=== Supplied material ===
——
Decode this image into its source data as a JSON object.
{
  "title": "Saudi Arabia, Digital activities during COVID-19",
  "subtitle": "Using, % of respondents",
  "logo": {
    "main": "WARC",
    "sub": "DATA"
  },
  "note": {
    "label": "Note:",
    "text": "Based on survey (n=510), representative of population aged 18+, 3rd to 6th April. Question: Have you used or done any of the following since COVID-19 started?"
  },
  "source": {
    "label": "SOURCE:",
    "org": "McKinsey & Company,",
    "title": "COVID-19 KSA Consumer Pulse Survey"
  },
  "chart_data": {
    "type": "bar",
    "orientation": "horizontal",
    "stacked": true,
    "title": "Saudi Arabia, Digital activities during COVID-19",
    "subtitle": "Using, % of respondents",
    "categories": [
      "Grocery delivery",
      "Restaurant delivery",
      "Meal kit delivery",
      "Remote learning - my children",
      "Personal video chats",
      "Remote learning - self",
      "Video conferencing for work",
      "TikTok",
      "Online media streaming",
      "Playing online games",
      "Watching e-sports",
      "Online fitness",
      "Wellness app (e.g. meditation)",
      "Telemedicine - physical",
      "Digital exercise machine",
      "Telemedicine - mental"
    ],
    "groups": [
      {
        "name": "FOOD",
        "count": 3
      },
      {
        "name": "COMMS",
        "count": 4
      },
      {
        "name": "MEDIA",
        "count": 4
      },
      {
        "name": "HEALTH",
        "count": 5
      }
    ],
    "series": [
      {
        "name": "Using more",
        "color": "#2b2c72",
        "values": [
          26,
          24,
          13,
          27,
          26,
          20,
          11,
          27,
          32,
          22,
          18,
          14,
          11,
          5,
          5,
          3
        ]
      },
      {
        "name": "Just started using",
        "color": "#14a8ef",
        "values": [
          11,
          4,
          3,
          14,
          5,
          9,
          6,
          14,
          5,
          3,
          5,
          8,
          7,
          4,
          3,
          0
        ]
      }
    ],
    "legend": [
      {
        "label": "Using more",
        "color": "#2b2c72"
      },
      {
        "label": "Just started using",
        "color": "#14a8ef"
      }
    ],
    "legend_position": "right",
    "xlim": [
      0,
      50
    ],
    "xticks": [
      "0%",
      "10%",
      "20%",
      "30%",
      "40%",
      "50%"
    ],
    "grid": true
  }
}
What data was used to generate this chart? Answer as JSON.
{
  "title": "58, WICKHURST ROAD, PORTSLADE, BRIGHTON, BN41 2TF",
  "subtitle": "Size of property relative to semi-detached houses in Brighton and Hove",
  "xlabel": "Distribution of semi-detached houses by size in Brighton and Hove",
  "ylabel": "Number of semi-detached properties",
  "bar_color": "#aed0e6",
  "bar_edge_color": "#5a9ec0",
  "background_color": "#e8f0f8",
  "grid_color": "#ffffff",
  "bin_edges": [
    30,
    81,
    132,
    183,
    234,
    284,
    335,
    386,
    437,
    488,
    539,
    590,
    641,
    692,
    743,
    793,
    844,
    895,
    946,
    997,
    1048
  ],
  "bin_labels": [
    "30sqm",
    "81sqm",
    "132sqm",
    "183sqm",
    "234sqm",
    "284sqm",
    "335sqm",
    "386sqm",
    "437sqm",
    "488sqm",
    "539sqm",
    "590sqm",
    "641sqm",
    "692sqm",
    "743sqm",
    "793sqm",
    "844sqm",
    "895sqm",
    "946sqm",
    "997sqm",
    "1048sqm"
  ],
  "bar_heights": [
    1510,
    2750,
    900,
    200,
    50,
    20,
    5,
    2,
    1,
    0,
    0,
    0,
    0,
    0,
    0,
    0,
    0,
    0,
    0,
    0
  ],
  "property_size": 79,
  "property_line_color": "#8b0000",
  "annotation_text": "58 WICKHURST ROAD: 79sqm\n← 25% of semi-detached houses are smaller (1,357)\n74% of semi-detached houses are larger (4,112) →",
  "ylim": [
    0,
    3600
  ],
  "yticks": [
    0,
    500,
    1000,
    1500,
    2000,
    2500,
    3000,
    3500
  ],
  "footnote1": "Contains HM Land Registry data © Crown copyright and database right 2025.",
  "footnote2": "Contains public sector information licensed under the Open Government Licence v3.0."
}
——
=== Set task ===
Would you write down every record again, exactly?

=== Result for this task ===
Decode this image into its source data as a JSON object.
{
  "title": "Saudi Arabia, Digital activities during COVID-19",
  "subtitle": "Using, % of respondents",
  "logo": {
    "main": "WARC",
    "sub": "DATA"
  },
  "note": {
    "label": "Note:",
    "text": "Based on survey (n=510), representative of population aged 18+, 3rd to 6th April. Question: Have you used or done any of the following since COVID-19 started?"
  },
  "source": {
    "label": "SOURCE:",
    "org": "McKinsey & Company,",
    "title": "COVID-19 KSA Consumer Pulse Survey"
  },
  "chart_data": {
    "type": "bar",
    "orientation": "horizontal",
    "stacked": true,
    "title": "Saudi Arabia, Digital activities during COVID-19",
    "subtitle": "Using, % of respondents",
    "categories": [
      "Grocery delivery",
      "Restaurant delivery",
      "Meal kit delivery",
      "Remote learning - my children",
      "Personal video chats",
      "Remote learning - self",
      "Video conferencing for work",
      "TikTok",
      "Online media streaming",
      "Playing online games",
      "Watching e-sports",
      "Online fitness",
      "Wellness app (e.g. meditation)",
      "Telemedicine - physical",
      "Digital exercise machine",
      "Telemedicine - mental"
    ],
    "groups": [
      {
        "name": "FOOD",
        "count": 3
      },
      {
        "name": "COMMS",
        "count": 4
      },
      {
        "name": "MEDIA",
        "count": 4
      },
      {
        "name": "HEALTH",
        "count": 5
      }
    ],
    "series": [
      {
        "name": "Using more",
        "color": "#2b2c72",
        "values": [
          26,
          24,
          13,
          27,
          26,
          20,
          11,
          27,
          32,
          22,
          18,
          14,
          11,
          5,
          5,
          3
        ]
      },
      {
        "name": "Just started using",
        "color": "#14a8ef",
        "values": [
          11,
          4,
          3,
          14,
          5,
          9,
          6,
          14,
          5,
          3,
          5,
          8,
          7,
          4,
          3,
          0
        ]
      }
    ],
    "legend": [
      {
        "label": "Using more",
        "color": "#2b2c72"
      },
      {
        "label": "Just started using",
        "color": "#14a8ef"
      }
    ],
    "legend_position": "right",
    "xlim": [
      0,
      50
    ],
    "xticks": [
      "0%",
      "10%",
      "20%",
      "30%",
      "40%",
      "50%"
    ],
    "grid": true
  }
}
What data was used to generate this chart? Answer as JSON.
{
  "title": "58, WICKHURST ROAD, PORTSLADE, BRIGHTON, BN41 2TF",
  "subtitle": "Size of property relative to semi-detached houses in Brighton and Hove",
  "xlabel": "Distribution of semi-detached houses by size in Brighton and Hove",
  "ylabel": "Number of semi-detached properties",
  "bar_color": "#aed0e6",
  "bar_edge_color": "#5a9ec0",
  "background_color": "#e8f0f8",
  "grid_color": "#ffffff",
  "bin_edges": [
    30,
    81,
    132,
    183,
    234,
    284,
    335,
    386,
    437,
    488,
    539,
    590,
    641,
    692,
    743,
    793,
    844,
    895,
    946,
    997,
    1048
  ],
  "bin_labels": [
    "30sqm",
    "81sqm",
    "132sqm",
    "183sqm",
    "234sqm",
    "284sqm",
    "335sqm",
    "386sqm",
    "437sqm",
    "488sqm",
    "539sqm",
    "590sqm",
    "641sqm",
    "692sqm",
    "743sqm",
    "793sqm",
    "844sqm",
    "895sqm",
    "946sqm",
    "997sqm",
    "1048sqm"
  ],
  "bar_heights": [
    1510,
    2750,
    900,
    200,
    50,
    20,
    5,
    2,
    1,
    0,
    0,
    0,
    0,
    0,
    0,
    0,
    0,
    0,
    0,
    0
  ],
  "property_size": 79,
  "property_line_color": "#8b0000",
  "annotation_text": "58 WICKHURST ROAD: 79sqm\n← 25% of semi-detached houses are smaller (1,357)\n74% of semi-detached houses are larger (4,112) →",
  "ylim": [
    0,
    3600
  ],
  "yticks": [
    0,
    500,
    1000,
    1500,
    2000,
    2500,
    3000,
    3500
  ],
  "footnote1": "Contains HM Land Registry data © Crown copyright and database right 2025.",
  "footnote2": "Contains public sector information licensed under the Open Government Licence v3.0."
}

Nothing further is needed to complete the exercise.